* [Aim]: Every record must be written out once more, with nothing added or omitted.

[Chart and figure data]
☆ ☆ ☆
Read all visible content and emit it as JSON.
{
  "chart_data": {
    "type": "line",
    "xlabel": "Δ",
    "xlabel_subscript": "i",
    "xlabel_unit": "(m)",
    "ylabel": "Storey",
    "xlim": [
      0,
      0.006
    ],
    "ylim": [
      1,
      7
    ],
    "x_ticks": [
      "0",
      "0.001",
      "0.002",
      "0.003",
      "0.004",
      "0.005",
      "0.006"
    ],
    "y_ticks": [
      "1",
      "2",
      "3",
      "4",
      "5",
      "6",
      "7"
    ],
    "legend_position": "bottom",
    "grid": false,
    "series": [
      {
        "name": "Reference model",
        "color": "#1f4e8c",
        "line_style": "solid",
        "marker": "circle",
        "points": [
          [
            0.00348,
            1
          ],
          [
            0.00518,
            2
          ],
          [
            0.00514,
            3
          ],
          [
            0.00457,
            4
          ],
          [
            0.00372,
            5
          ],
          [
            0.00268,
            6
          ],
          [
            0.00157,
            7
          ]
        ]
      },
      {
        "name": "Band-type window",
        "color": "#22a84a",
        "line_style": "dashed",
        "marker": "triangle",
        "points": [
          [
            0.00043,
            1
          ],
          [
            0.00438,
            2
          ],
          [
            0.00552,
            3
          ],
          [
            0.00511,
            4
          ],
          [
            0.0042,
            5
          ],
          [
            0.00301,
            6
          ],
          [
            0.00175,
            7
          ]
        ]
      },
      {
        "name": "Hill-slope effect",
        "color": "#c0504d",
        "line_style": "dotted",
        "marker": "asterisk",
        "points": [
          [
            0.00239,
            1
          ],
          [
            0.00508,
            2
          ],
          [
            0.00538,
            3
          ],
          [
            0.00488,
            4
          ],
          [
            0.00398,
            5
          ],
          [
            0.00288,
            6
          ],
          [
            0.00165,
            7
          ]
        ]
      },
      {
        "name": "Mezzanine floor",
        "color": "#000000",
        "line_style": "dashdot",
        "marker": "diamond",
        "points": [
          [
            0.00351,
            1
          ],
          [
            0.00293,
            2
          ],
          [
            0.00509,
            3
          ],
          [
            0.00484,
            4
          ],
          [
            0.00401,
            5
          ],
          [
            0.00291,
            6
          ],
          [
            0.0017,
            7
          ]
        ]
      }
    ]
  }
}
☆ ☆ ☆
* [Output for this task]:
Read all visible content and emit it as JSON.
{
  "chart_data": {
    "type": "line",
    "xlabel": "Δ",
    "xlabel_subscript": "i",
    "xlabel_unit": "(m)",
    "ylabel": "Storey",
    "xlim": [
      0,
      0.006
    ],
    "ylim": [
      1,
      7
    ],
    "x_ticks": [
      "0",
      "0.001",
      "0.002",
      "0.003",
      "0.004",
      "0.005",
      "0.006"
    ],
    "y_ticks": [
      "1",
      "2",
      "3",
      "4",
      "5",
      "6",
      "7"
    ],
    "legend_position": "bottom",
    "grid": false,
    "series": [
      {
        "name": "Reference model",
        "color": "#1f4e8c",
        "line_style": "solid",
        "marker": "circle",
        "points": [
          [
            0.00348,
            1
          ],
          [
            0.00518,
            2
          ],
          [
            0.00514,
            3
          ],
          [
            0.00457,
            4
          ],
          [
            0.00372,
            5
          ],
          [
            0.00268,
            6
          ],
          [
            0.00157,
            7
          ]
        ]
      },
      {
        "name": "Band-type window",
        "color": "#22a84a",
        "line_style": "dashed",
        "marker": "triangle",
        "points": [
          [
            0.00043,
            1
          ],
          [
            0.00438,
            2
          ],
          [
            0.00552,
            3
          ],
          [
            0.00511,
            4
          ],
          [
            0.0042,
            5
          ],
          [
            0.00301,
            6
          ],
          [
            0.00175,
            7
          ]
        ]
      },
      {
        "name": "Hill-slope effect",
        "color": "#c0504d",
        "line_style": "dotted",
        "marker": "asterisk",
        "points": [
          [
            0.00239,
            1
          ],
          [
            0.00508,
            2
          ],
          [
            0.00538,
            3
          ],
          [
            0.00488,
            4
          ],
          [
            0.00398,
            5
          ],
          [
            0.00288,
            6
          ],
          [
            0.00165,
            7
          ]
        ]
      },
      {
        "name": "Mezzanine floor",
        "color": "#000000",
        "line_style": "dashdot",
        "marker": "diamond",
        "points": [
          [
            0.00351,
            1
          ],
          [
            0.00293,
            2
          ],
          [
            0.00509,
            3
          ],
          [
            0.00484,
            4
          ],
          [
            0.00401,
            5
          ],
          [
            0.00291,
            6
          ],
          [
            0.0017,
            7
          ]
        ]
      }
    ]
  }
}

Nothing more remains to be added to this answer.